■ **WRITTEN EXERCISE**: Repeat, exactly and only, the lines from the one containing "Convert this document image to plain text." to the last line, inclusive; do not repeat the pictures.

Recorded data

# # #

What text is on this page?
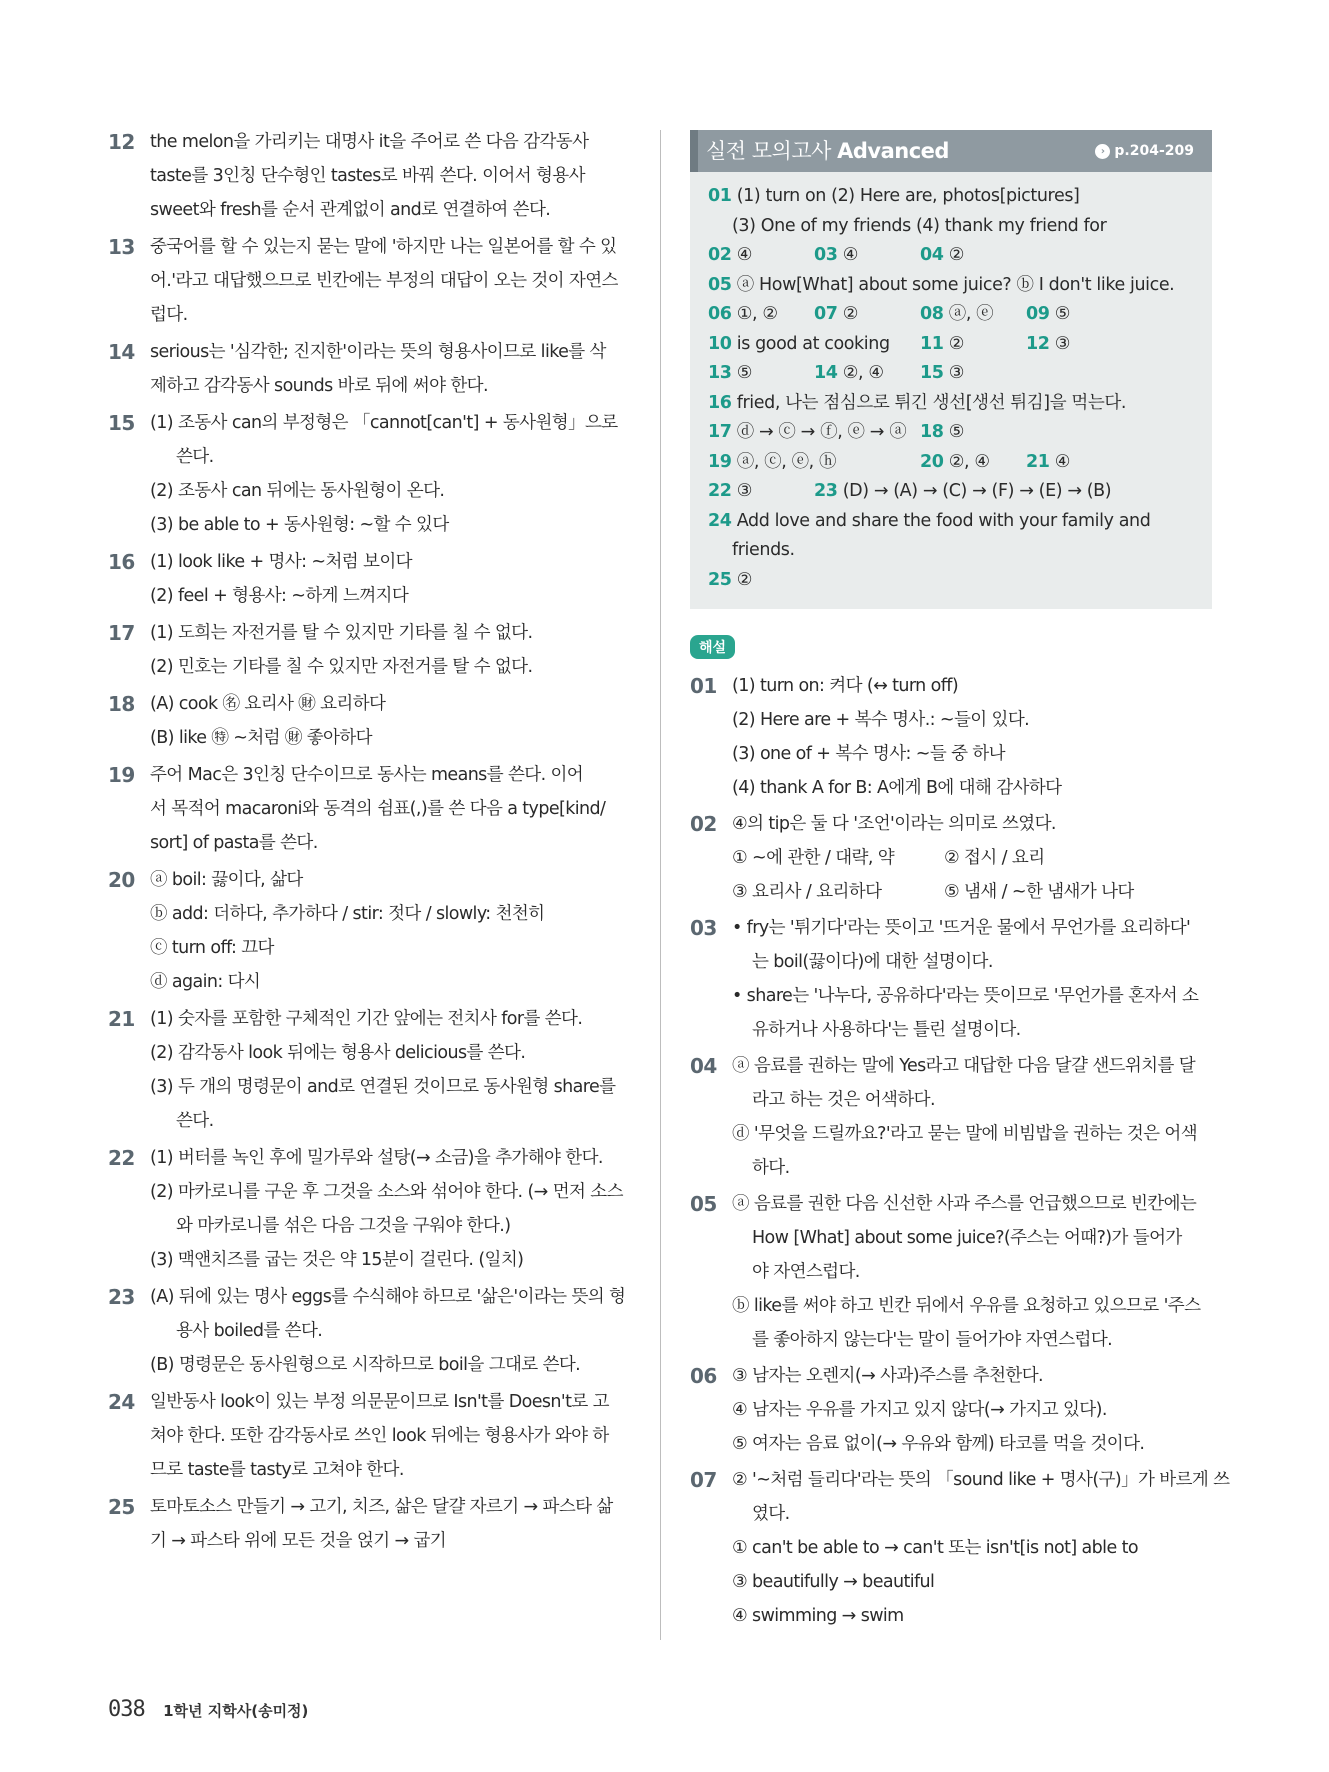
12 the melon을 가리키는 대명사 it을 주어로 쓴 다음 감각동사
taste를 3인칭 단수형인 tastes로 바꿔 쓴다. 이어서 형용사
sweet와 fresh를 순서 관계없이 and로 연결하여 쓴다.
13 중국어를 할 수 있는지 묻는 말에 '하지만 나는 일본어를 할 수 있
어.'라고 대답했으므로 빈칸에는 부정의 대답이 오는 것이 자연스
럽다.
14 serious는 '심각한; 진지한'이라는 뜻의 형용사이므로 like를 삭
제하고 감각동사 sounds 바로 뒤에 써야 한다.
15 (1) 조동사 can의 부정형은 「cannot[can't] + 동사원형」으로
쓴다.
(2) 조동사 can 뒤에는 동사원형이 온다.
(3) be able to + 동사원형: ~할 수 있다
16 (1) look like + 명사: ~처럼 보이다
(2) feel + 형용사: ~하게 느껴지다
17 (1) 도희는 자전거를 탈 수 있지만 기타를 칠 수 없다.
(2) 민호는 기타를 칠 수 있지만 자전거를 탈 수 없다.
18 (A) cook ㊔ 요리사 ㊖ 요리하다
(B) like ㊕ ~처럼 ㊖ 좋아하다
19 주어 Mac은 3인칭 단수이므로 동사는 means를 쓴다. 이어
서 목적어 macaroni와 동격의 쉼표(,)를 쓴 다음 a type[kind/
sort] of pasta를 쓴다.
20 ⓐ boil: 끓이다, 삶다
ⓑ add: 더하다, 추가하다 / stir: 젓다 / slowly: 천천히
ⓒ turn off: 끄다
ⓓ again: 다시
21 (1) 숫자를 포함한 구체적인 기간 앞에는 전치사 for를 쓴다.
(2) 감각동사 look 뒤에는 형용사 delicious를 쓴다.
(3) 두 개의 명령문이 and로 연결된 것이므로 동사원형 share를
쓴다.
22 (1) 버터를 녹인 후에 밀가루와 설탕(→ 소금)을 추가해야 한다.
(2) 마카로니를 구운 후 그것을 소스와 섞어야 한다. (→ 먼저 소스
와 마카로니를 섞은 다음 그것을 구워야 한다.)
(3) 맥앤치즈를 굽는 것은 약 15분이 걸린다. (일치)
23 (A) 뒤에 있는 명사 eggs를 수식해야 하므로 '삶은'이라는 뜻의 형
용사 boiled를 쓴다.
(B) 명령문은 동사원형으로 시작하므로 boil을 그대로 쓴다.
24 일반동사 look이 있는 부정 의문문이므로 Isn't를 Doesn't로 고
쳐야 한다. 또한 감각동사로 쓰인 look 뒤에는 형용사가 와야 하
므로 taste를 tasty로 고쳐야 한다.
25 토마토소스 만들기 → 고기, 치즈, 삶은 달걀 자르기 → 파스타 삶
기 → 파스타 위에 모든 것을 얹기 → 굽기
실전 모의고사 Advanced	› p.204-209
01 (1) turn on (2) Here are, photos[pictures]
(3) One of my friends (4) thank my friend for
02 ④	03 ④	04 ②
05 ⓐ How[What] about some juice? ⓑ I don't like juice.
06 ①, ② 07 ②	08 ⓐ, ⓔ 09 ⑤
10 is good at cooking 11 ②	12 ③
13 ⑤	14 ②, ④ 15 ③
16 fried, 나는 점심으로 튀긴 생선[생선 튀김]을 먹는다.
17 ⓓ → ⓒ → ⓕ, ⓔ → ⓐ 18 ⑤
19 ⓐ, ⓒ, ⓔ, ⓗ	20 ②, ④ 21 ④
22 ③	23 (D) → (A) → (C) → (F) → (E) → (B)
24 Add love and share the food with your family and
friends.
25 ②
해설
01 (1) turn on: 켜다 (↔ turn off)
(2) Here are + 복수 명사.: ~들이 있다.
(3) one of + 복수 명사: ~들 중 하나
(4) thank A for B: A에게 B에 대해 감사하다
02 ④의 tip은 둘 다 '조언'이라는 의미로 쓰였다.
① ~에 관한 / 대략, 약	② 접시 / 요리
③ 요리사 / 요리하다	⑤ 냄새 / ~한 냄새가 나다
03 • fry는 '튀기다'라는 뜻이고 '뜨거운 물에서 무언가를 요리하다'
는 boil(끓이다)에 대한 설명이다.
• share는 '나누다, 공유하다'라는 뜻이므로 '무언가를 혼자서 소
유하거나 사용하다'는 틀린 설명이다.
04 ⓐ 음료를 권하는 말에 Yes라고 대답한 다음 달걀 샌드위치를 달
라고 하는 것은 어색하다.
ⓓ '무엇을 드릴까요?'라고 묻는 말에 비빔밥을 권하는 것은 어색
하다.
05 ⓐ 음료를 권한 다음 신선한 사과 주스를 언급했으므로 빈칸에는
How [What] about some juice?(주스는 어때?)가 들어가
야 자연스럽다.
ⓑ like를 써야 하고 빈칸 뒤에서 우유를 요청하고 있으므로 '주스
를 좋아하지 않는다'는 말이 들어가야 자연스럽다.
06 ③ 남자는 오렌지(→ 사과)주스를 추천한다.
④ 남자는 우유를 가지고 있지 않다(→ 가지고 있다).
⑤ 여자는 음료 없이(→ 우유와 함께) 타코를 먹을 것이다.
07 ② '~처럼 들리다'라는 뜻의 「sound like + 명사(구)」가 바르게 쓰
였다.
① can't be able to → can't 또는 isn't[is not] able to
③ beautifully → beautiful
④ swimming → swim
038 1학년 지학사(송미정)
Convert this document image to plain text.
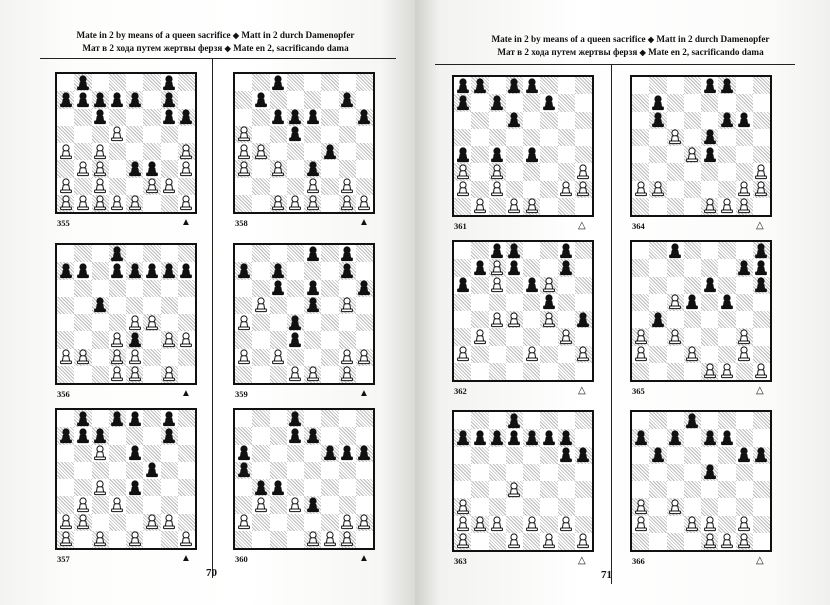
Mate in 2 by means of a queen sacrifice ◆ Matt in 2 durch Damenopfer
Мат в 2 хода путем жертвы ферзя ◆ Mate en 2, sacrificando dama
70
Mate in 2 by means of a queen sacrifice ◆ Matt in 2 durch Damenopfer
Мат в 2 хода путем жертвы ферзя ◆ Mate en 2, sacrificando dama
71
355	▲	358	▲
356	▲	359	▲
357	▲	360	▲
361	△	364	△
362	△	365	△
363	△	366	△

# # #

■ **THE REPLY**:
Convert this document image to plain text.
Mate in 2 by means of a queen sacrifice ◆ Matt in 2 durch Damenopfer
Мат в 2 хода путем жертвы ферзя ◆ Mate en 2, sacrificando dama
70
Mate in 2 by means of a queen sacrifice ◆ Matt in 2 durch Damenopfer
Мат в 2 хода путем жертвы ферзя ◆ Mate en 2, sacrificando dama
71
355	▲	358	▲
356	▲	359	▲
357	▲	360	▲
361	△	364	△
362	△	365	△
363	△	366	△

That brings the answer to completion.